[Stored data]
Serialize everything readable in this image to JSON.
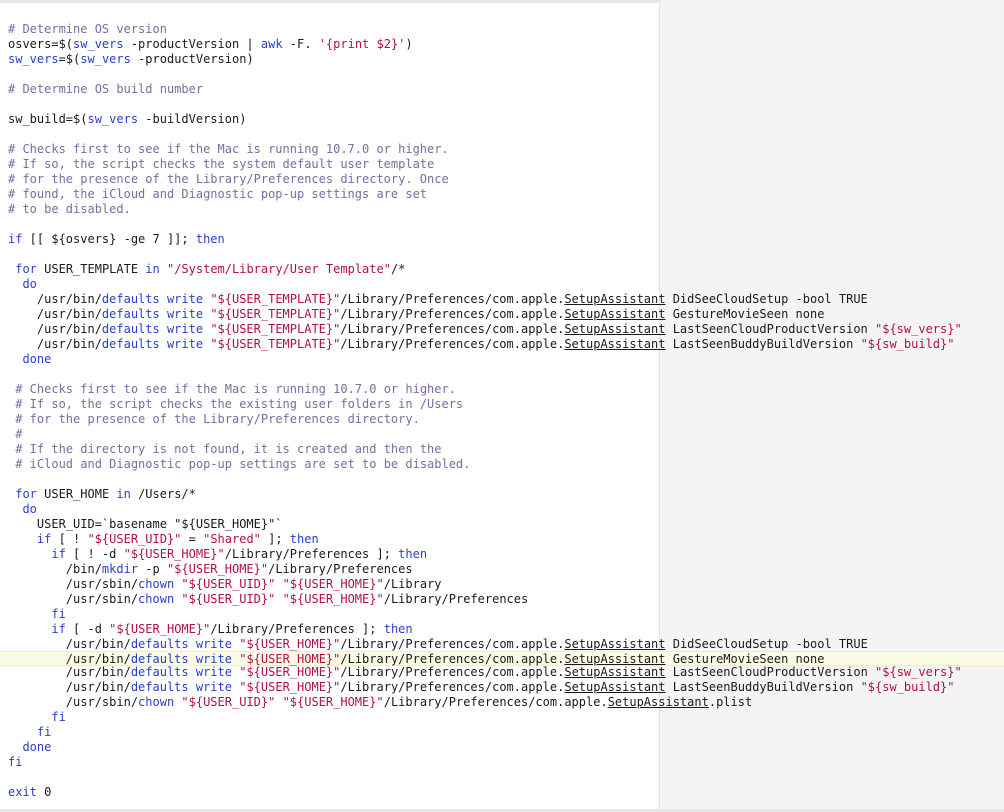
{
  "editor": {
    "current_line_index": 42,
    "colors": {
      "comment": "#7e6aa0",
      "keyword": "#2a3ec8",
      "string": "#b0104a",
      "plain": "#1a1a1a",
      "current_line_bg": "#fcfce6",
      "gutter_bg": "#f4f4f4"
    },
    "lines": [
      [
        [
          "c",
          "# Determine OS version"
        ]
      ],
      [
        [
          "p",
          "osvers=$("
        ],
        [
          "k",
          "sw_vers"
        ],
        [
          "p",
          " -productVersion | "
        ],
        [
          "k",
          "awk"
        ],
        [
          "p",
          " -F. "
        ],
        [
          "s",
          "'{print $2}'"
        ],
        [
          "p",
          ")"
        ]
      ],
      [
        [
          "k",
          "sw_vers"
        ],
        [
          "p",
          "=$("
        ],
        [
          "k",
          "sw_vers"
        ],
        [
          "p",
          " -productVersion)"
        ]
      ],
      [],
      [
        [
          "c",
          "# Determine OS build number"
        ]
      ],
      [],
      [
        [
          "p",
          "sw_build=$("
        ],
        [
          "k",
          "sw_vers"
        ],
        [
          "p",
          " -buildVersion)"
        ]
      ],
      [],
      [
        [
          "c",
          "# Checks first to see if the Mac is running 10.7.0 or higher."
        ]
      ],
      [
        [
          "c",
          "# If so, the script checks the system default user template"
        ]
      ],
      [
        [
          "c",
          "# for the presence of the Library/Preferences directory. Once"
        ]
      ],
      [
        [
          "c",
          "# found, the iCloud and Diagnostic pop-up settings are set"
        ]
      ],
      [
        [
          "c",
          "# to be disabled."
        ]
      ],
      [],
      [
        [
          "k",
          "if"
        ],
        [
          "p",
          " [[ ${osvers} -ge 7 ]]; "
        ],
        [
          "k",
          "then"
        ]
      ],
      [],
      [
        [
          "p",
          " "
        ],
        [
          "k",
          "for"
        ],
        [
          "p",
          " USER_TEMPLATE "
        ],
        [
          "k",
          "in"
        ],
        [
          "p",
          " "
        ],
        [
          "s",
          "\"/System/Library/User Template\""
        ],
        [
          "p",
          "/*"
        ]
      ],
      [
        [
          "p",
          "  "
        ],
        [
          "k",
          "do"
        ]
      ],
      [
        [
          "p",
          "    /usr/bin/"
        ],
        [
          "k",
          "defaults"
        ],
        [
          "p",
          " "
        ],
        [
          "k",
          "write"
        ],
        [
          "p",
          " "
        ],
        [
          "s",
          "\"${USER_TEMPLATE}\""
        ],
        [
          "p",
          "/Library/Preferences/com.apple."
        ],
        [
          "u",
          "SetupAssistant"
        ],
        [
          "p",
          " DidSeeCloudSetup -bool TRUE"
        ]
      ],
      [
        [
          "p",
          "    /usr/bin/"
        ],
        [
          "k",
          "defaults"
        ],
        [
          "p",
          " "
        ],
        [
          "k",
          "write"
        ],
        [
          "p",
          " "
        ],
        [
          "s",
          "\"${USER_TEMPLATE}\""
        ],
        [
          "p",
          "/Library/Preferences/com.apple."
        ],
        [
          "u",
          "SetupAssistant"
        ],
        [
          "p",
          " GestureMovieSeen none"
        ]
      ],
      [
        [
          "p",
          "    /usr/bin/"
        ],
        [
          "k",
          "defaults"
        ],
        [
          "p",
          " "
        ],
        [
          "k",
          "write"
        ],
        [
          "p",
          " "
        ],
        [
          "s",
          "\"${USER_TEMPLATE}\""
        ],
        [
          "p",
          "/Library/Preferences/com.apple."
        ],
        [
          "u",
          "SetupAssistant"
        ],
        [
          "p",
          " LastSeenCloudProductVersion "
        ],
        [
          "s",
          "\"${sw_vers}\""
        ]
      ],
      [
        [
          "p",
          "    /usr/bin/"
        ],
        [
          "k",
          "defaults"
        ],
        [
          "p",
          " "
        ],
        [
          "k",
          "write"
        ],
        [
          "p",
          " "
        ],
        [
          "s",
          "\"${USER_TEMPLATE}\""
        ],
        [
          "p",
          "/Library/Preferences/com.apple."
        ],
        [
          "u",
          "SetupAssistant"
        ],
        [
          "p",
          " LastSeenBuddyBuildVersion "
        ],
        [
          "s",
          "\"${sw_build}\""
        ]
      ],
      [
        [
          "p",
          "  "
        ],
        [
          "k",
          "done"
        ]
      ],
      [],
      [
        [
          "p",
          " "
        ],
        [
          "c",
          "# Checks first to see if the Mac is running 10.7.0 or higher."
        ]
      ],
      [
        [
          "p",
          " "
        ],
        [
          "c",
          "# If so, the script checks the existing user folders in /Users"
        ]
      ],
      [
        [
          "p",
          " "
        ],
        [
          "c",
          "# for the presence of the Library/Preferences directory."
        ]
      ],
      [
        [
          "p",
          " "
        ],
        [
          "c",
          "#"
        ]
      ],
      [
        [
          "p",
          " "
        ],
        [
          "c",
          "# If the directory is not found, it is created and then the"
        ]
      ],
      [
        [
          "p",
          " "
        ],
        [
          "c",
          "# iCloud and Diagnostic pop-up settings are set to be disabled."
        ]
      ],
      [],
      [
        [
          "p",
          " "
        ],
        [
          "k",
          "for"
        ],
        [
          "p",
          " USER_HOME "
        ],
        [
          "k",
          "in"
        ],
        [
          "p",
          " /Users/*"
        ]
      ],
      [
        [
          "p",
          "  "
        ],
        [
          "k",
          "do"
        ]
      ],
      [
        [
          "p",
          "    USER_UID=`basename \"${USER_HOME}\"`"
        ]
      ],
      [
        [
          "p",
          "    "
        ],
        [
          "k",
          "if"
        ],
        [
          "p",
          " [ ! "
        ],
        [
          "s",
          "\"${USER_UID}\""
        ],
        [
          "p",
          " = "
        ],
        [
          "s",
          "\"Shared\""
        ],
        [
          "p",
          " ]; "
        ],
        [
          "k",
          "then"
        ]
      ],
      [
        [
          "p",
          "      "
        ],
        [
          "k",
          "if"
        ],
        [
          "p",
          " [ ! -d "
        ],
        [
          "s",
          "\"${USER_HOME}\""
        ],
        [
          "p",
          "/Library/Preferences ]; "
        ],
        [
          "k",
          "then"
        ]
      ],
      [
        [
          "p",
          "        /bin/"
        ],
        [
          "k",
          "mkdir"
        ],
        [
          "p",
          " -p "
        ],
        [
          "s",
          "\"${USER_HOME}\""
        ],
        [
          "p",
          "/Library/Preferences"
        ]
      ],
      [
        [
          "p",
          "        /usr/sbin/"
        ],
        [
          "k",
          "chown"
        ],
        [
          "p",
          " "
        ],
        [
          "s",
          "\"${USER_UID}\""
        ],
        [
          "p",
          " "
        ],
        [
          "s",
          "\"${USER_HOME}\""
        ],
        [
          "p",
          "/Library"
        ]
      ],
      [
        [
          "p",
          "        /usr/sbin/"
        ],
        [
          "k",
          "chown"
        ],
        [
          "p",
          " "
        ],
        [
          "s",
          "\"${USER_UID}\""
        ],
        [
          "p",
          " "
        ],
        [
          "s",
          "\"${USER_HOME}\""
        ],
        [
          "p",
          "/Library/Preferences"
        ]
      ],
      [
        [
          "p",
          "      "
        ],
        [
          "k",
          "fi"
        ]
      ],
      [
        [
          "p",
          "      "
        ],
        [
          "k",
          "if"
        ],
        [
          "p",
          " [ -d "
        ],
        [
          "s",
          "\"${USER_HOME}\""
        ],
        [
          "p",
          "/Library/Preferences ]; "
        ],
        [
          "k",
          "then"
        ]
      ],
      [
        [
          "p",
          "        /usr/bin/"
        ],
        [
          "k",
          "defaults"
        ],
        [
          "p",
          " "
        ],
        [
          "k",
          "write"
        ],
        [
          "p",
          " "
        ],
        [
          "s",
          "\"${USER_HOME}\""
        ],
        [
          "p",
          "/Library/Preferences/com.apple."
        ],
        [
          "u",
          "SetupAssistant"
        ],
        [
          "p",
          " DidSeeCloudSetup -bool TRUE"
        ]
      ],
      [
        [
          "p",
          "        /usr/bin/"
        ],
        [
          "k",
          "defaults"
        ],
        [
          "p",
          " "
        ],
        [
          "k",
          "write"
        ],
        [
          "p",
          " "
        ],
        [
          "s",
          "\"${USER_HOME}\""
        ],
        [
          "p",
          "/Library/Preferences/com.apple."
        ],
        [
          "u",
          "SetupAssistant"
        ],
        [
          "p",
          " GestureMovieSeen none"
        ]
      ],
      [
        [
          "p",
          "        /usr/bin/"
        ],
        [
          "k",
          "defaults"
        ],
        [
          "p",
          " "
        ],
        [
          "k",
          "write"
        ],
        [
          "p",
          " "
        ],
        [
          "s",
          "\"${USER_HOME}\""
        ],
        [
          "p",
          "/Library/Preferences/com.apple."
        ],
        [
          "u",
          "SetupAssistant"
        ],
        [
          "p",
          " LastSeenCloudProductVersion "
        ],
        [
          "s",
          "\"${sw_vers}\""
        ]
      ],
      [
        [
          "p",
          "        /usr/bin/"
        ],
        [
          "k",
          "defaults"
        ],
        [
          "p",
          " "
        ],
        [
          "k",
          "write"
        ],
        [
          "p",
          " "
        ],
        [
          "s",
          "\"${USER_HOME}\""
        ],
        [
          "p",
          "/Library/Preferences/com.apple."
        ],
        [
          "u",
          "SetupAssistant"
        ],
        [
          "p",
          " LastSeenBuddyBuildVersion "
        ],
        [
          "s",
          "\"${sw_build}\""
        ]
      ],
      [
        [
          "p",
          "        /usr/sbin/"
        ],
        [
          "k",
          "chown"
        ],
        [
          "p",
          " "
        ],
        [
          "s",
          "\"${USER_UID}\""
        ],
        [
          "p",
          " "
        ],
        [
          "s",
          "\"${USER_HOME}\""
        ],
        [
          "p",
          "/Library/Preferences/com.apple."
        ],
        [
          "u",
          "SetupAssistant"
        ],
        [
          "p",
          ".plist"
        ]
      ],
      [
        [
          "p",
          "      "
        ],
        [
          "k",
          "fi"
        ]
      ],
      [
        [
          "p",
          "    "
        ],
        [
          "k",
          "fi"
        ]
      ],
      [
        [
          "p",
          "  "
        ],
        [
          "k",
          "done"
        ]
      ],
      [
        [
          "k",
          "fi"
        ]
      ],
      [],
      [
        [
          "k",
          "exit"
        ],
        [
          "p",
          " 0"
        ]
      ]
    ]
  }
}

> [What you need to do]: Look over the records above and copy each line that includes the string "found".

> [Task response]:
          "# found, the iCloud and Diagnostic pop-up settings are set"
          "# If the directory is not found, it is created and then the"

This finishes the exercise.